### THE TASK
Below are the entries; count the lines in them that contain the word "Energy" and give only the number.

### EXERCISE DATA
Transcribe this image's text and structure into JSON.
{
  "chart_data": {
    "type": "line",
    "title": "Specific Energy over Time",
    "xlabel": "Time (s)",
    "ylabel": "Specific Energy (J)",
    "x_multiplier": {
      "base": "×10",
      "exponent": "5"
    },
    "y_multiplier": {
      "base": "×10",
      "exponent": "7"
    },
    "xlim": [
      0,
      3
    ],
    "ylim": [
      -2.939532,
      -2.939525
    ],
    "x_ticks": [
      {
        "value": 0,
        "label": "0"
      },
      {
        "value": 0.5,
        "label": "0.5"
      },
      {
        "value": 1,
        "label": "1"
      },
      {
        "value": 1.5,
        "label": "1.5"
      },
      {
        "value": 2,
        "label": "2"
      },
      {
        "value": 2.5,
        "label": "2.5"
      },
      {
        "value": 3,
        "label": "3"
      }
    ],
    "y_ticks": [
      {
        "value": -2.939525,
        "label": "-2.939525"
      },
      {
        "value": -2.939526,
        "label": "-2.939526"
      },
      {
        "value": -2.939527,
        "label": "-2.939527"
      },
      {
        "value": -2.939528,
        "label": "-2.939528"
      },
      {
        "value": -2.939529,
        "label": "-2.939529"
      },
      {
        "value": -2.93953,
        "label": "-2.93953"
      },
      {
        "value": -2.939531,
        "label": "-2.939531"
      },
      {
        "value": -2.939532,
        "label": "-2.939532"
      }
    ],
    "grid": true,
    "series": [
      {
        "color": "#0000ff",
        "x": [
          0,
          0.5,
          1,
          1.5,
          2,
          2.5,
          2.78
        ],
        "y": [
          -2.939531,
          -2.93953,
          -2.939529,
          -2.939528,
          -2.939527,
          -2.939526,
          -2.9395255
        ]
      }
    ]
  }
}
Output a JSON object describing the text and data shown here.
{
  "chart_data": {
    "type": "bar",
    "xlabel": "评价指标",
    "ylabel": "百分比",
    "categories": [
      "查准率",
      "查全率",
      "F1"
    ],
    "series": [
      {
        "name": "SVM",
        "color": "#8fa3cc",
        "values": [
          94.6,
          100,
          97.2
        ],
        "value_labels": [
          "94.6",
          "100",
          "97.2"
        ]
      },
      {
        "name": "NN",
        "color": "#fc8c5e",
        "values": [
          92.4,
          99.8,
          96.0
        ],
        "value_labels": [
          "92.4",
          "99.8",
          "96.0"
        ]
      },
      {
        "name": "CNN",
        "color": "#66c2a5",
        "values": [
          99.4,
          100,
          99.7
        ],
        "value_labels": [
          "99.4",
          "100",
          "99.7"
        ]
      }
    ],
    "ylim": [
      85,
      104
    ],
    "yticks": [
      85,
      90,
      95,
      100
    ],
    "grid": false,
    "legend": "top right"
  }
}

### EXERCISE RESPONSE
2